++++ Exercise data

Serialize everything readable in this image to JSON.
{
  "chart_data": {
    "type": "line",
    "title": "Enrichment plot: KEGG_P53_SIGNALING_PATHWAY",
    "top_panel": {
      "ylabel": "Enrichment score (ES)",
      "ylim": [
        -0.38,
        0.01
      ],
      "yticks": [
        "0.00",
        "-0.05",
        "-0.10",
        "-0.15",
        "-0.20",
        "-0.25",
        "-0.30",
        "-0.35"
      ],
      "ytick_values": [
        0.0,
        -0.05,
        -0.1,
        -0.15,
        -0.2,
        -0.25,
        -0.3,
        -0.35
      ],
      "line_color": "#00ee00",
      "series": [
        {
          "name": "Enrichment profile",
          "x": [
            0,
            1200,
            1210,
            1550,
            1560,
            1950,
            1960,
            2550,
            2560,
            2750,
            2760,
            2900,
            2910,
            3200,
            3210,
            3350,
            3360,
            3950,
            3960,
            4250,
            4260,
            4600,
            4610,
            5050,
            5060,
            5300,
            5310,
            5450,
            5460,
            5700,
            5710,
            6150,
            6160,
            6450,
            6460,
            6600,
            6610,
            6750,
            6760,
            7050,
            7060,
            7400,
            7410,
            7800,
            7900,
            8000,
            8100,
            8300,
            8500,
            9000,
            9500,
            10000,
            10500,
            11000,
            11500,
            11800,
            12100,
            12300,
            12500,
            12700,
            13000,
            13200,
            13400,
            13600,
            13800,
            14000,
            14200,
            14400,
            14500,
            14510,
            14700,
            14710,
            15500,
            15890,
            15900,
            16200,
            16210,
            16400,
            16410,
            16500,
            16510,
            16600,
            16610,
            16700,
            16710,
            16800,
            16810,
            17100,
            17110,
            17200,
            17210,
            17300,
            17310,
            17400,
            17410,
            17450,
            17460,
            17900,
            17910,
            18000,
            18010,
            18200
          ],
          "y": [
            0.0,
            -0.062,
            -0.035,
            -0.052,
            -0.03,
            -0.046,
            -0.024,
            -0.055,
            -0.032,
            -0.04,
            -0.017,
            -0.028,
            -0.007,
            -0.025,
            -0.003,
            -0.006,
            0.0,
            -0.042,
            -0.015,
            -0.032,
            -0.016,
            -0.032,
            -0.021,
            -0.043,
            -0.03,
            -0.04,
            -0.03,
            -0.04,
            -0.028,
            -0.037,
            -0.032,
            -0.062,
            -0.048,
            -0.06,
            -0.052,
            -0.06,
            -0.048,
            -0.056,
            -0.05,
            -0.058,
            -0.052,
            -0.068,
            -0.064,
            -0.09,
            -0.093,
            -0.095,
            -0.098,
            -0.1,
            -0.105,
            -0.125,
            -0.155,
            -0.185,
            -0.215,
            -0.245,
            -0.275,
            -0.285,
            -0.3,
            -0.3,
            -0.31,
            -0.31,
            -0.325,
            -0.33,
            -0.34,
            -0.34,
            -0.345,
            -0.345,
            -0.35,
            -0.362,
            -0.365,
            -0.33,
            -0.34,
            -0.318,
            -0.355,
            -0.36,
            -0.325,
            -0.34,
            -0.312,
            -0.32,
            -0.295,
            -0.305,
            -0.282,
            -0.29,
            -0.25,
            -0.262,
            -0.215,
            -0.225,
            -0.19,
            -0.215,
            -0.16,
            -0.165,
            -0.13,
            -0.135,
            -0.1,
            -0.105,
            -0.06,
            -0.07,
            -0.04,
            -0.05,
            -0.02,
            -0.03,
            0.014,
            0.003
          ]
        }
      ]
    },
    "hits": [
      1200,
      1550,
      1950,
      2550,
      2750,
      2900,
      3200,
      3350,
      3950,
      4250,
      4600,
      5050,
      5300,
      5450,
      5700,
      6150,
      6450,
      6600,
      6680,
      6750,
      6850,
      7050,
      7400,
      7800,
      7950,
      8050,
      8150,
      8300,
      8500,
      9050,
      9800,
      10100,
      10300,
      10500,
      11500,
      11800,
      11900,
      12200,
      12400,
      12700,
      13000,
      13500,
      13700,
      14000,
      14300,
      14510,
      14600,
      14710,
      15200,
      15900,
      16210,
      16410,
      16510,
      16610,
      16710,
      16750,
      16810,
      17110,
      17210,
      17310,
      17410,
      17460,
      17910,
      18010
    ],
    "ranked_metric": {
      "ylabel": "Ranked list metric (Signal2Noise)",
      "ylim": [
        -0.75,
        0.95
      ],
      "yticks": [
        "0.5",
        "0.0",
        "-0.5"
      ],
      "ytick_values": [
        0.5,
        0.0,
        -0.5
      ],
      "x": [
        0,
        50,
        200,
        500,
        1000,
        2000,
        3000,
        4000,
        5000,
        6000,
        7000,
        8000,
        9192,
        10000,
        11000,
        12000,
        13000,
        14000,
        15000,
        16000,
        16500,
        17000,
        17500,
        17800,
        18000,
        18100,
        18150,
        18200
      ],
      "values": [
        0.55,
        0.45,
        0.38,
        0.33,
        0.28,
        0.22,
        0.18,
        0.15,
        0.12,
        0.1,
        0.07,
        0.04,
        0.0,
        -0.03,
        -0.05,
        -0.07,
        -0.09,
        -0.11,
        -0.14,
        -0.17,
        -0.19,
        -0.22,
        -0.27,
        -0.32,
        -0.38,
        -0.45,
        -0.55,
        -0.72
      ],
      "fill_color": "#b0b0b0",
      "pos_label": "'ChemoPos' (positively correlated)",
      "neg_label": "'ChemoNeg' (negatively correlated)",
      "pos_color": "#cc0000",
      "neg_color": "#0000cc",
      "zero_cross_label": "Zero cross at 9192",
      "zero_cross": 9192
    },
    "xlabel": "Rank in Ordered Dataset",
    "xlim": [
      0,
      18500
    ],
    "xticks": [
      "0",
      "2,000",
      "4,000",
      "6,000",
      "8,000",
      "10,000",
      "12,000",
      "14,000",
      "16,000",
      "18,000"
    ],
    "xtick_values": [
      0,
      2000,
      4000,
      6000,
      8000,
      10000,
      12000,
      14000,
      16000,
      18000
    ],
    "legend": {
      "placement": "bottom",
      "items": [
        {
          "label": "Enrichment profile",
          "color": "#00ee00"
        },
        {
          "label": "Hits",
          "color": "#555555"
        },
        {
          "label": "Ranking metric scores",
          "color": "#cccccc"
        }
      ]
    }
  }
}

++++++++

Given task:
Write an exact transcription of every entry above.

Finished task:
Serialize everything readable in this image to JSON.
{
  "chart_data": {
    "type": "line",
    "title": "Enrichment plot: KEGG_P53_SIGNALING_PATHWAY",
    "top_panel": {
      "ylabel": "Enrichment score (ES)",
      "ylim": [
        -0.38,
        0.01
      ],
      "yticks": [
        "0.00",
        "-0.05",
        "-0.10",
        "-0.15",
        "-0.20",
        "-0.25",
        "-0.30",
        "-0.35"
      ],
      "ytick_values": [
        0.0,
        -0.05,
        -0.1,
        -0.15,
        -0.2,
        -0.25,
        -0.3,
        -0.35
      ],
      "line_color": "#00ee00",
      "series": [
        {
          "name": "Enrichment profile",
          "x": [
            0,
            1200,
            1210,
            1550,
            1560,
            1950,
            1960,
            2550,
            2560,
            2750,
            2760,
            2900,
            2910,
            3200,
            3210,
            3350,
            3360,
            3950,
            3960,
            4250,
            4260,
            4600,
            4610,
            5050,
            5060,
            5300,
            5310,
            5450,
            5460,
            5700,
            5710,
            6150,
            6160,
            6450,
            6460,
            6600,
            6610,
            6750,
            6760,
            7050,
            7060,
            7400,
            7410,
            7800,
            7900,
            8000,
            8100,
            8300,
            8500,
            9000,
            9500,
            10000,
            10500,
            11000,
            11500,
            11800,
            12100,
            12300,
            12500,
            12700,
            13000,
            13200,
            13400,
            13600,
            13800,
            14000,
            14200,
            14400,
            14500,
            14510,
            14700,
            14710,
            15500,
            15890,
            15900,
            16200,
            16210,
            16400,
            16410,
            16500,
            16510,
            16600,
            16610,
            16700,
            16710,
            16800,
            16810,
            17100,
            17110,
            17200,
            17210,
            17300,
            17310,
            17400,
            17410,
            17450,
            17460,
            17900,
            17910,
            18000,
            18010,
            18200
          ],
          "y": [
            0.0,
            -0.062,
            -0.035,
            -0.052,
            -0.03,
            -0.046,
            -0.024,
            -0.055,
            -0.032,
            -0.04,
            -0.017,
            -0.028,
            -0.007,
            -0.025,
            -0.003,
            -0.006,
            0.0,
            -0.042,
            -0.015,
            -0.032,
            -0.016,
            -0.032,
            -0.021,
            -0.043,
            -0.03,
            -0.04,
            -0.03,
            -0.04,
            -0.028,
            -0.037,
            -0.032,
            -0.062,
            -0.048,
            -0.06,
            -0.052,
            -0.06,
            -0.048,
            -0.056,
            -0.05,
            -0.058,
            -0.052,
            -0.068,
            -0.064,
            -0.09,
            -0.093,
            -0.095,
            -0.098,
            -0.1,
            -0.105,
            -0.125,
            -0.155,
            -0.185,
            -0.215,
            -0.245,
            -0.275,
            -0.285,
            -0.3,
            -0.3,
            -0.31,
            -0.31,
            -0.325,
            -0.33,
            -0.34,
            -0.34,
            -0.345,
            -0.345,
            -0.35,
            -0.362,
            -0.365,
            -0.33,
            -0.34,
            -0.318,
            -0.355,
            -0.36,
            -0.325,
            -0.34,
            -0.312,
            -0.32,
            -0.295,
            -0.305,
            -0.282,
            -0.29,
            -0.25,
            -0.262,
            -0.215,
            -0.225,
            -0.19,
            -0.215,
            -0.16,
            -0.165,
            -0.13,
            -0.135,
            -0.1,
            -0.105,
            -0.06,
            -0.07,
            -0.04,
            -0.05,
            -0.02,
            -0.03,
            0.014,
            0.003
          ]
        }
      ]
    },
    "hits": [
      1200,
      1550,
      1950,
      2550,
      2750,
      2900,
      3200,
      3350,
      3950,
      4250,
      4600,
      5050,
      5300,
      5450,
      5700,
      6150,
      6450,
      6600,
      6680,
      6750,
      6850,
      7050,
      7400,
      7800,
      7950,
      8050,
      8150,
      8300,
      8500,
      9050,
      9800,
      10100,
      10300,
      10500,
      11500,
      11800,
      11900,
      12200,
      12400,
      12700,
      13000,
      13500,
      13700,
      14000,
      14300,
      14510,
      14600,
      14710,
      15200,
      15900,
      16210,
      16410,
      16510,
      16610,
      16710,
      16750,
      16810,
      17110,
      17210,
      17310,
      17410,
      17460,
      17910,
      18010
    ],
    "ranked_metric": {
      "ylabel": "Ranked list metric (Signal2Noise)",
      "ylim": [
        -0.75,
        0.95
      ],
      "yticks": [
        "0.5",
        "0.0",
        "-0.5"
      ],
      "ytick_values": [
        0.5,
        0.0,
        -0.5
      ],
      "x": [
        0,
        50,
        200,
        500,
        1000,
        2000,
        3000,
        4000,
        5000,
        6000,
        7000,
        8000,
        9192,
        10000,
        11000,
        12000,
        13000,
        14000,
        15000,
        16000,
        16500,
        17000,
        17500,
        17800,
        18000,
        18100,
        18150,
        18200
      ],
      "values": [
        0.55,
        0.45,
        0.38,
        0.33,
        0.28,
        0.22,
        0.18,
        0.15,
        0.12,
        0.1,
        0.07,
        0.04,
        0.0,
        -0.03,
        -0.05,
        -0.07,
        -0.09,
        -0.11,
        -0.14,
        -0.17,
        -0.19,
        -0.22,
        -0.27,
        -0.32,
        -0.38,
        -0.45,
        -0.55,
        -0.72
      ],
      "fill_color": "#b0b0b0",
      "pos_label": "'ChemoPos' (positively correlated)",
      "neg_label": "'ChemoNeg' (negatively correlated)",
      "pos_color": "#cc0000",
      "neg_color": "#0000cc",
      "zero_cross_label": "Zero cross at 9192",
      "zero_cross": 9192
    },
    "xlabel": "Rank in Ordered Dataset",
    "xlim": [
      0,
      18500
    ],
    "xticks": [
      "0",
      "2,000",
      "4,000",
      "6,000",
      "8,000",
      "10,000",
      "12,000",
      "14,000",
      "16,000",
      "18,000"
    ],
    "xtick_values": [
      0,
      2000,
      4000,
      6000,
      8000,
      10000,
      12000,
      14000,
      16000,
      18000
    ],
    "legend": {
      "placement": "bottom",
      "items": [
        {
          "label": "Enrichment profile",
          "color": "#00ee00"
        },
        {
          "label": "Hits",
          "color": "#555555"
        },
        {
          "label": "Ranking metric scores",
          "color": "#cccccc"
        }
      ]
    }
  }
}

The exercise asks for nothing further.